◆ **TO BE DONE**:
Please retype everything in the text below on Cheney's wiretap briefing claim, from "I presided over" down to "continue the program.", word for word.

Glenn picked up on Cheney’s recent reiteration of a claim that Alberto Gonzales has made (and may be in trouble for lying to Congress for): that he briefed Congressional leaders on the illegal warrantless wiretap program and they all agreed it should go forward without Congressional approval.  Glenn calls on those Congressional leaders who were at the briefing to respond to Cheney’s claims. But I’m more interested in the way Cheney’s willingness to repeat Gonzales’ story puts the notes Gonzales made to (presumably) back his side of the story back in play.

As I emailed Glenn and Barton Gellman explains to Rachel Maddow (at 6:30 and following), the meeting in question is the March 10, 2004 meeting at which Cheney tried to go around Jim Comey so as to get legal cover for their warrantless wiretap program.

Gellman: He’s talking about a meeting on March 10 of 2004. He’s never previously talked about it in public. And he’s backing up the official story which is that eight members of Congress–four Republicans and four Democrats–came in and were told "The Justice Department thinks this program is illegal, should we go ahead with it anyway, despite there’s no law in Congress authorizing it?"And that four Republicans and four Democrats said "Yes, go right ahead. Do the illegal thing." Now, I talked to four people who were in that meeting and not all of them were Democrats and all of them dispute that that’s the way it happened.

Maddow: Isn’t there some way that could be checked? Doesn’t somebody write down what happens at those things?

Gellman: Yeah, and it was Top Secret code word classified and remains so. 

First, let me correct Gellman. Cheney’s making a somewhat different claim–one apparently disproven by the facts. He’s claiming he briefed all nine Congressional leaders: that is, the Gang of Eight, plus Tom DeLay.

CHENEY: We brought in the chairman and the ranking member, House and Senate, and briefed them a number of times up until – this was – be from late ’01 up until ’04 when there was additional controversy concerning the program.

At that point, we brought in what I describe as the big nine – not only the intel people but also the speaker, the majority and minority leaders of the House and Senate, and brought them into the situation room in the basement of the White House.

I presided over the meeting. We briefed them on the program, and what we’d achieved, and how it worked, and asked them, "Should we continue the program?" They were unanimous, Republican and Democrat alike. All agreed – absolutely essential to continue the program.

I then said, "Do we need to come to the Congress and get additional legislative authorization to continue what we’re doing?" They said, "Absolutely not. Don’t do it, because it will reveal to the enemy how it is we’re reading their mail." [my empahsis]

This, by itself, discredits Cheney’s story, since Bush’s own Director of National Intelligence has explained that Tom DeLay–as House Majority Leader, the ninth Congressional leader–received his briefing on March 11. Perhaps Cheney is conflating his briefing on March 10–at which not all participants supported his illegal power grab–with his briefing on March 11–at which Tom DeLay presumably sanctioned whatever law-breaking his fellow Texans wanted to do. He presents this as one meeting, but it was two.

I’d like to return to Gellman’s second point: that there is a transcript of the meeting that would reveal whose version of the story is correct. I’ve actually seen conflicting version of that–whether or not the Bush Administration made any record of these briefings (they didn’t make any record, for example, of some of their torture briefings, though we do know briefing documents were handed out at the meeting). 

But there is one known written "record" of that meeting–one I’m increasingly convinced was tailored to support just the story that Gonzales and Cheney are telling.

◆ **PROVIDED MATERIAL**:
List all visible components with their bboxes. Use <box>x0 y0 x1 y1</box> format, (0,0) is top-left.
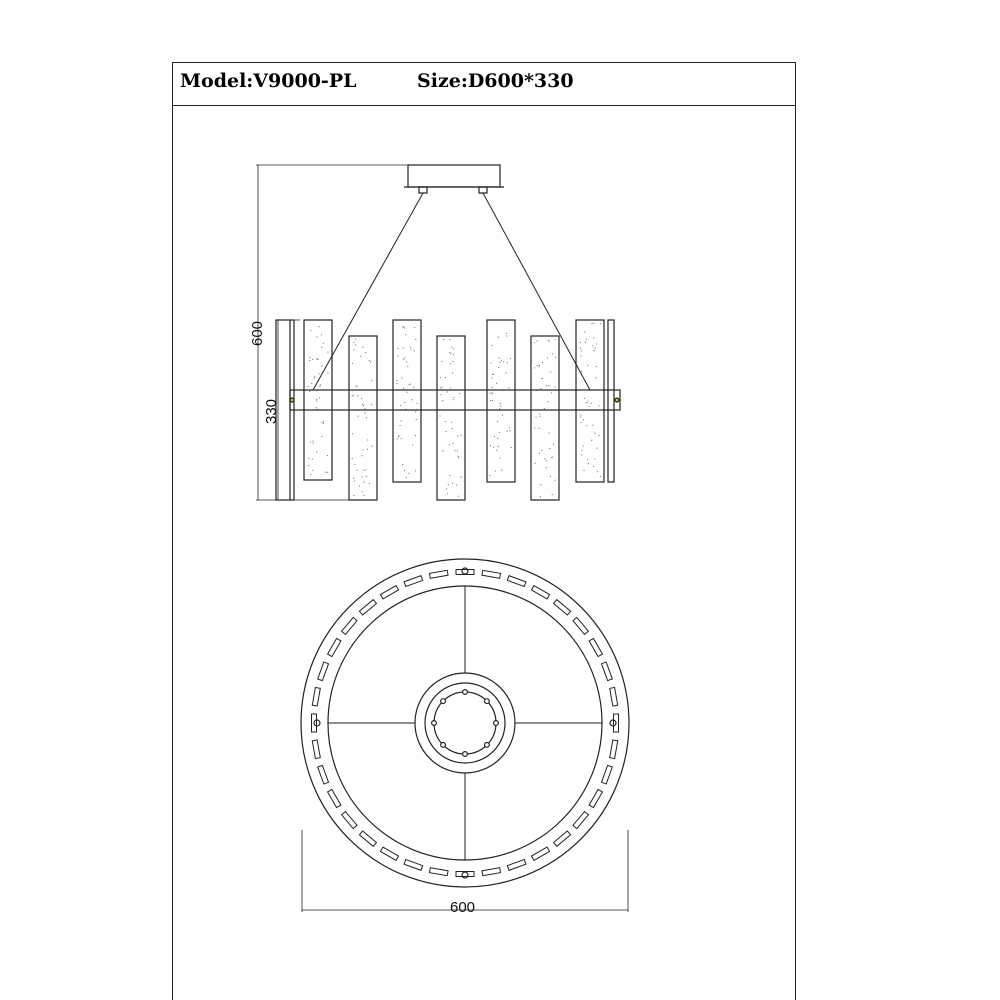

◆ **SOLUTION TO THE PROBLEM**:
I presided over the meeting. We briefed them on the program, and what we’d achieved, and how it worked, and asked them, "Should we continue the program?" They were unanimous, Republican and Democrat alike. All agreed – absolutely essential to continue the program.